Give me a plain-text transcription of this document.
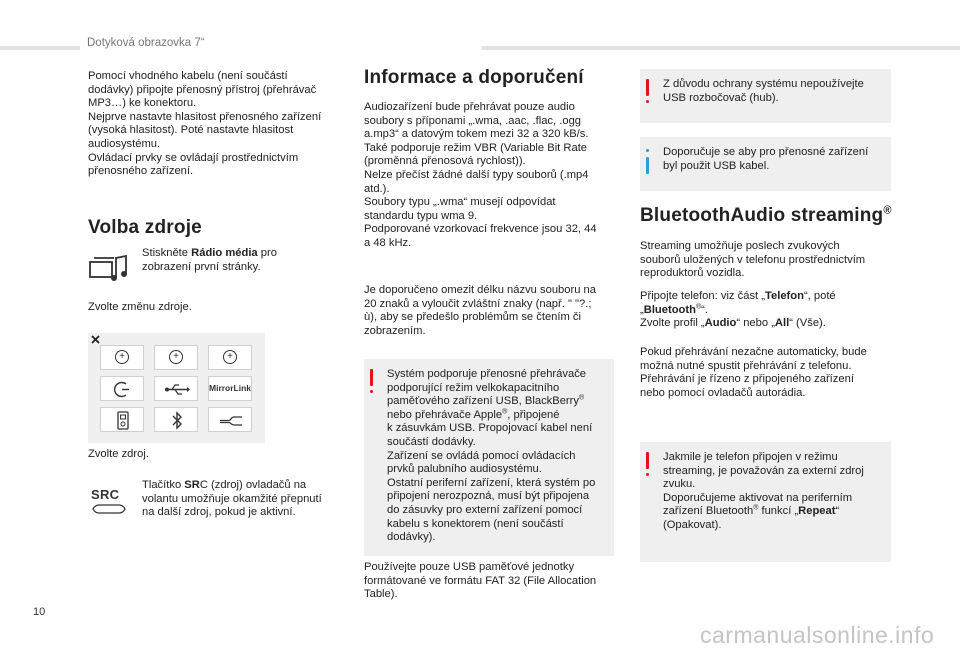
Dotyková obrazovka 7“

Pomocí vhodného kabelu (není součástí
dodávky) připojte přenosný přístroj (přehrávač
MP3…) ke konektoru.
Nejprve nastavte hlasitost přenosného zařízení
(vysoká hlasitost). Poté nastavte hlasitost
audiosystému.
Ovládací prvky se ovládají prostřednictvím
přenosného zařízení.

Volba zdroje

Stiskněte Rádio média pro
zobrazení první stránky.

Zvolte změnu zdroje.
+	+	+
MirrorLink
Zvolte zdroj.
SRC

Tlačítko SRC (zdroj) ovladačů na
volantu umožňuje okamžité přepnutí
na další zdroj, pokud je aktivní.

Informace a doporučení

Audiozařízení bude přehrávat pouze audio
soubory s příponami „.wma, .aac, .flac, .ogg
a.mp3“ a datovým tokem mezi 32 a 320 kB/s.
Také podporuje režim VBR (Variable Bit Rate
(proměnná přenosová rychlost)).
Nelze přečíst žádné další typy souborů (.mp4
atd.).
Soubory typu „.wma“ musejí odpovídat
standardu typu wma 9.
Podporované vzorkovací frekvence jsou 32, 44
a 48 kHz.

Je doporučeno omezit délku názvu souboru na
20 znaků a vyloučit zvláštní znaky (např. " "?.;
ù), aby se předešlo problémům se čtením či
zobrazením.

Systém podporuje přenosné přehrávače
podporující režim velkokapacitního
paměťového zařízení USB, BlackBerry®
nebo přehrávače Apple®, připojené
k zásuvkám USB. Propojovací kabel není
součástí dodávky.
Zařízení se ovládá pomocí ovládacích
prvků palubního audiosystému.
Ostatní periferní zařízení, která systém po
připojení nerozpozná, musí být připojena
do zásuvky pro externí zařízení pomocí
kabelu s konektorem (není součástí
dodávky).

Používejte pouze USB paměťové jednotky
formátované ve formátu FAT 32 (File Allocation
Table).

Z důvodu ochrany systému nepoužívejte
USB rozbočovač (hub).
Doporučuje se aby pro přenosné zařízení
byl použit USB kabel.
BluetoothAudio streaming®

Streaming umožňuje poslech zvukových
souborů uložených v telefonu prostřednictvím
reproduktorů vozidla.

Připojte telefon: viz část „Telefon“, poté
„Bluetooth®“.
Zvolte profil „Audio“ nebo „All“ (Vše).

Pokud přehrávání nezačne automaticky, bude
možná nutné spustit přehrávání z telefonu.
Přehrávání je řízeno z připojeného zařízení
nebo pomocí ovladačů autorádia.

Jakmile je telefon připojen v režimu
streaming, je považován za externí zdroj
zvuku.
Doporučujeme aktivovat na periferním
zařízení Bluetooth® funkcí „Repeat“
(Opakovat).
10
carmanualsonline.info
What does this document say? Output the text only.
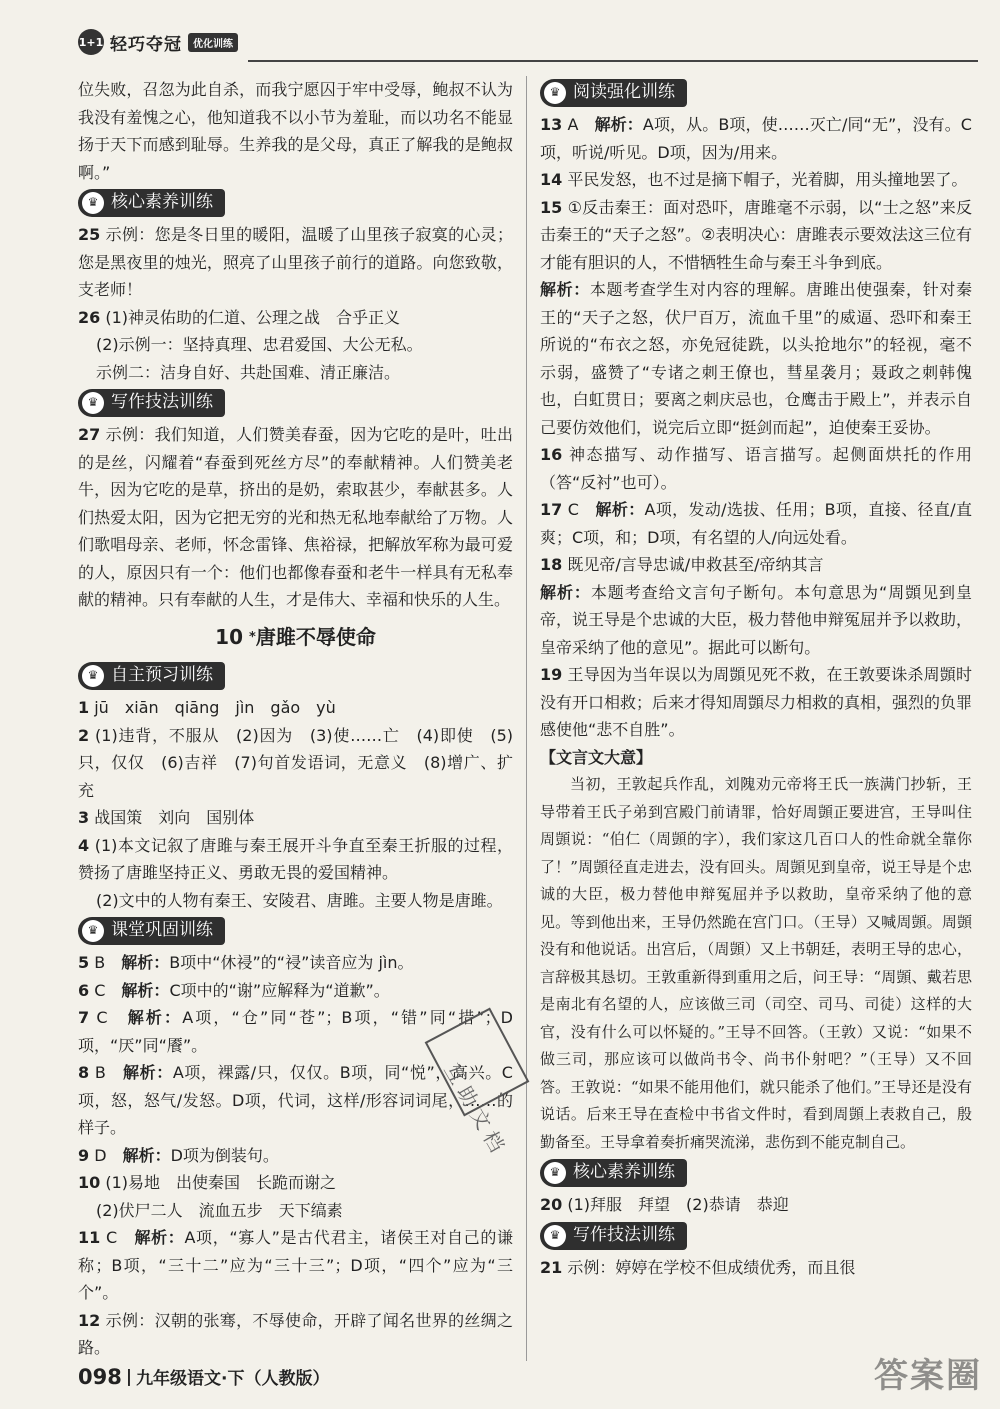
1+1 轻巧夺冠	优化训练

位失败，召忽为此自杀，而我宁愿囚于牢中受辱，鲍叔不认为我没有羞愧之心，他知道我不以小节为羞耻，而以功名不能显扬于天下而感到耻辱。生养我的是父母，真正了解我的是鲍叔啊。”

♛ 核心素养训练

25 示例：您是冬日里的暖阳，温暖了山里孩子寂寞的心灵；您是黑夜里的烛光，照亮了山里孩子前行的道路。向您致敬，支老师！

26 (1)神灵佑助的仁道、公理之战　合乎正义

(2)示例一：坚持真理、忠君爱国、大公无私。

示例二：洁身自好、共赴国难、清正廉洁。

♛ 写作技法训练

27 示例：我们知道，人们赞美春蚕，因为它吃的是叶，吐出的是丝，闪耀着“春蚕到死丝方尽”的奉献精神。人们赞美老牛，因为它吃的是草，挤出的是奶，索取甚少，奉献甚多。人们热爱太阳，因为它把无穷的光和热无私地奉献给了万物。人们歌唱母亲、老师，怀念雷锋、焦裕禄，把解放军称为最可爱的人，原因只有一个：他们也都像春蚕和老牛一样具有无私奉献的精神。只有奉献的人生，才是伟大、幸福和快乐的人生。

10 *唐雎不辱使命
♛ 自主预习训练

1 jū　xiān　qiāng　jìn　gǎo　yù

2 (1)违背，不服从　(2)因为　(3)使……亡　(4)即使　(5)只，仅仅　(6)吉祥　(7)句首发语词，无意义　(8)增广、扩充

3 战国策　刘向　国别体

4 (1)本文记叙了唐雎与秦王展开斗争直至秦王折服的过程，赞扬了唐雎坚持正义、勇敢无畏的爱国精神。

(2)文中的人物有秦王、安陵君、唐雎。主要人物是唐雎。

♛ 课堂巩固训练

5 B　 解析：B项中“休祲”的“祲”读音应为 jìn。

6 C　 解析：C项中的“谢”应解释为“道歉”。

7 C　 解析：A项，“仓”同“苍”；B项，“错”同“措”；D项，“厌”同“餍”。

8 B　 解析：A项，裸露/只，仅仅。B项，同“悦”，高兴。C项，怒，怒气/发怒。D项，代词，这样/形容词词尾，……的样子。

9 D　 解析：D项为倒装句。

10 (1)易地　出使秦国　长跪而谢之

(2)伏尸二人　流血五步　天下缟素

11 C　 解析：A项，“寡人”是古代君主，诸侯王对自己的谦称；B项，“三十二”应为“三十三”；D项，“四个”应为“三个”。

12 示例：汉朝的张骞，不辱使命，开辟了闻名世界的丝绸之路。

♛ 阅读强化训练

13 A　 解析：A项，从。B项，使……灭亡/同“无”，没有。C项，听说/听见。D项，因为/用来。

14 平民发怒，也不过是摘下帽子，光着脚，用头撞地罢了。

15 ①反击秦王：面对恐吓，唐雎毫不示弱，以“士之怒”来反击秦王的“天子之怒”。②表明决心：唐雎表示要效法这三位有才能有胆识的人，不惜牺牲生命与秦王斗争到底。

解析：本题考查学生对内容的理解。唐雎出使强秦，针对秦王的“天子之怒，伏尸百万，流血千里”的威逼、恐吓和秦王所说的“布衣之怒，亦免冠徒跣，以头抢地尔”的轻视，毫不示弱，盛赞了“专诸之刺王僚也，彗星袭月；聂政之刺韩傀也，白虹贯日；要离之刺庆忌也，仓鹰击于殿上”，并表示自己要仿效他们，说完后立即“挺剑而起”，迫使秦王妥协。

16 神态描写、动作描写、语言描写。起侧面烘托的作用（答“反衬”也可）。

17 C　 解析：A项，发动/选拔、任用；B项，直接、径直/直爽；C项，和；D项，有名望的人/向远处看。

18 既见帝/言导忠诚/申救甚至/帝纳其言

解析：本题考查给文言句子断句。本句意思为“周顗见到皇帝，说王导是个忠诚的大臣，极力替他申辩冤屈并予以救助，皇帝采纳了他的意见”。据此可以断句。

19 王导因为当年误以为周顗见死不救，在王敦要诛杀周顗时没有开口相救；后来才得知周顗尽力相救的真相，强烈的负罪感使他“悲不自胜”。

【文言文大意】

当初，王敦起兵作乱，刘隗劝元帝将王氏一族满门抄斩，王导带着王氏子弟到宫殿门前请罪，恰好周顗正要进宫，王导叫住周顗说：“伯仁（周顗的字），我们家这几百口人的性命就全靠你了！”周顗径直走进去，没有回头。周顗见到皇帝，说王导是个忠诚的大臣，极力替他申辩冤屈并予以救助，皇帝采纳了他的意见。等到他出来，王导仍然跪在宫门口。（王导）又喊周顗。周顗没有和他说话。出宫后，（周顗）又上书朝廷，表明王导的忠心，言辞极其恳切。王敦重新得到重用之后，问王导：“周顗、戴若思是南北有名望的人，应该做三司（司空、司马、司徒）这样的大官，没有什么可以怀疑的。”王导不回答。（王敦）又说：“如果不做三司，那应该可以做尚书令、尚书仆射吧？”（王导）又不回答。王敦说：“如果不能用他们，就只能杀了他们。”王导还是没有说话。后来王导在查检中书省文件时，看到周顗上表救自己，殷勤备至。王导拿着奏折痛哭流涕，悲伤到不能克制自己。

♛ 核心素养训练

20 (1)拜服　拜望　(2)恭请　恭迎

♛ 写作技法训练

21 示例：婷婷在学校不但成绩优秀，而且很

互助文档
098 | 九年级语文·下（人教版）	答案圈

....................

EXERCISE DESCRIPTION »
Extract only the lines from the line containing "What does this" through the final line of the listing above, unchanged; pictures stay out of the copy.

OUTPUT OF THE TASK »
What does this document say? Output the text only.
1+1 轻巧夺冠	优化训练

位失败，召忽为此自杀，而我宁愿囚于牢中受辱，鲍叔不认为我没有羞愧之心，他知道我不以小节为羞耻，而以功名不能显扬于天下而感到耻辱。生养我的是父母，真正了解我的是鲍叔啊。”

♛ 核心素养训练

25 示例：您是冬日里的暖阳，温暖了山里孩子寂寞的心灵；您是黑夜里的烛光，照亮了山里孩子前行的道路。向您致敬，支老师！

26 (1)神灵佑助的仁道、公理之战　合乎正义

(2)示例一：坚持真理、忠君爱国、大公无私。

示例二：洁身自好、共赴国难、清正廉洁。

♛ 写作技法训练

27 示例：我们知道，人们赞美春蚕，因为它吃的是叶，吐出的是丝，闪耀着“春蚕到死丝方尽”的奉献精神。人们赞美老牛，因为它吃的是草，挤出的是奶，索取甚少，奉献甚多。人们热爱太阳，因为它把无穷的光和热无私地奉献给了万物。人们歌唱母亲、老师，怀念雷锋、焦裕禄，把解放军称为最可爱的人，原因只有一个：他们也都像春蚕和老牛一样具有无私奉献的精神。只有奉献的人生，才是伟大、幸福和快乐的人生。

10 *唐雎不辱使命
♛ 自主预习训练

1 jū　xiān　qiāng　jìn　gǎo　yù

2 (1)违背，不服从　(2)因为　(3)使……亡　(4)即使　(5)只，仅仅　(6)吉祥　(7)句首发语词，无意义　(8)增广、扩充

3 战国策　刘向　国别体

4 (1)本文记叙了唐雎与秦王展开斗争直至秦王折服的过程，赞扬了唐雎坚持正义、勇敢无畏的爱国精神。

(2)文中的人物有秦王、安陵君、唐雎。主要人物是唐雎。

♛ 课堂巩固训练

5 B　 解析：B项中“休祲”的“祲”读音应为 jìn。

6 C　 解析：C项中的“谢”应解释为“道歉”。

7 C　 解析：A项，“仓”同“苍”；B项，“错”同“措”；D项，“厌”同“餍”。

8 B　 解析：A项，裸露/只，仅仅。B项，同“悦”，高兴。C项，怒，怒气/发怒。D项，代词，这样/形容词词尾，……的样子。

9 D　 解析：D项为倒装句。

10 (1)易地　出使秦国　长跪而谢之

(2)伏尸二人　流血五步　天下缟素

11 C　 解析：A项，“寡人”是古代君主，诸侯王对自己的谦称；B项，“三十二”应为“三十三”；D项，“四个”应为“三个”。

12 示例：汉朝的张骞，不辱使命，开辟了闻名世界的丝绸之路。

♛ 阅读强化训练

13 A　 解析：A项，从。B项，使……灭亡/同“无”，没有。C项，听说/听见。D项，因为/用来。

14 平民发怒，也不过是摘下帽子，光着脚，用头撞地罢了。

15 ①反击秦王：面对恐吓，唐雎毫不示弱，以“士之怒”来反击秦王的“天子之怒”。②表明决心：唐雎表示要效法这三位有才能有胆识的人，不惜牺牲生命与秦王斗争到底。

解析：本题考查学生对内容的理解。唐雎出使强秦，针对秦王的“天子之怒，伏尸百万，流血千里”的威逼、恐吓和秦王所说的“布衣之怒，亦免冠徒跣，以头抢地尔”的轻视，毫不示弱，盛赞了“专诸之刺王僚也，彗星袭月；聂政之刺韩傀也，白虹贯日；要离之刺庆忌也，仓鹰击于殿上”，并表示自己要仿效他们，说完后立即“挺剑而起”，迫使秦王妥协。

16 神态描写、动作描写、语言描写。起侧面烘托的作用（答“反衬”也可）。

17 C　 解析：A项，发动/选拔、任用；B项，直接、径直/直爽；C项，和；D项，有名望的人/向远处看。

18 既见帝/言导忠诚/申救甚至/帝纳其言

解析：本题考查给文言句子断句。本句意思为“周顗见到皇帝，说王导是个忠诚的大臣，极力替他申辩冤屈并予以救助，皇帝采纳了他的意见”。据此可以断句。

19 王导因为当年误以为周顗见死不救，在王敦要诛杀周顗时没有开口相救；后来才得知周顗尽力相救的真相，强烈的负罪感使他“悲不自胜”。

【文言文大意】

当初，王敦起兵作乱，刘隗劝元帝将王氏一族满门抄斩，王导带着王氏子弟到宫殿门前请罪，恰好周顗正要进宫，王导叫住周顗说：“伯仁（周顗的字），我们家这几百口人的性命就全靠你了！”周顗径直走进去，没有回头。周顗见到皇帝，说王导是个忠诚的大臣，极力替他申辩冤屈并予以救助，皇帝采纳了他的意见。等到他出来，王导仍然跪在宫门口。（王导）又喊周顗。周顗没有和他说话。出宫后，（周顗）又上书朝廷，表明王导的忠心，言辞极其恳切。王敦重新得到重用之后，问王导：“周顗、戴若思是南北有名望的人，应该做三司（司空、司马、司徒）这样的大官，没有什么可以怀疑的。”王导不回答。（王敦）又说：“如果不做三司，那应该可以做尚书令、尚书仆射吧？”（王导）又不回答。王敦说：“如果不能用他们，就只能杀了他们。”王导还是没有说话。后来王导在查检中书省文件时，看到周顗上表救自己，殷勤备至。王导拿着奏折痛哭流涕，悲伤到不能克制自己。

♛ 核心素养训练

20 (1)拜服　拜望　(2)恭请　恭迎

♛ 写作技法训练

21 示例：婷婷在学校不但成绩优秀，而且很

互助文档
098 | 九年级语文·下（人教版）	答案圈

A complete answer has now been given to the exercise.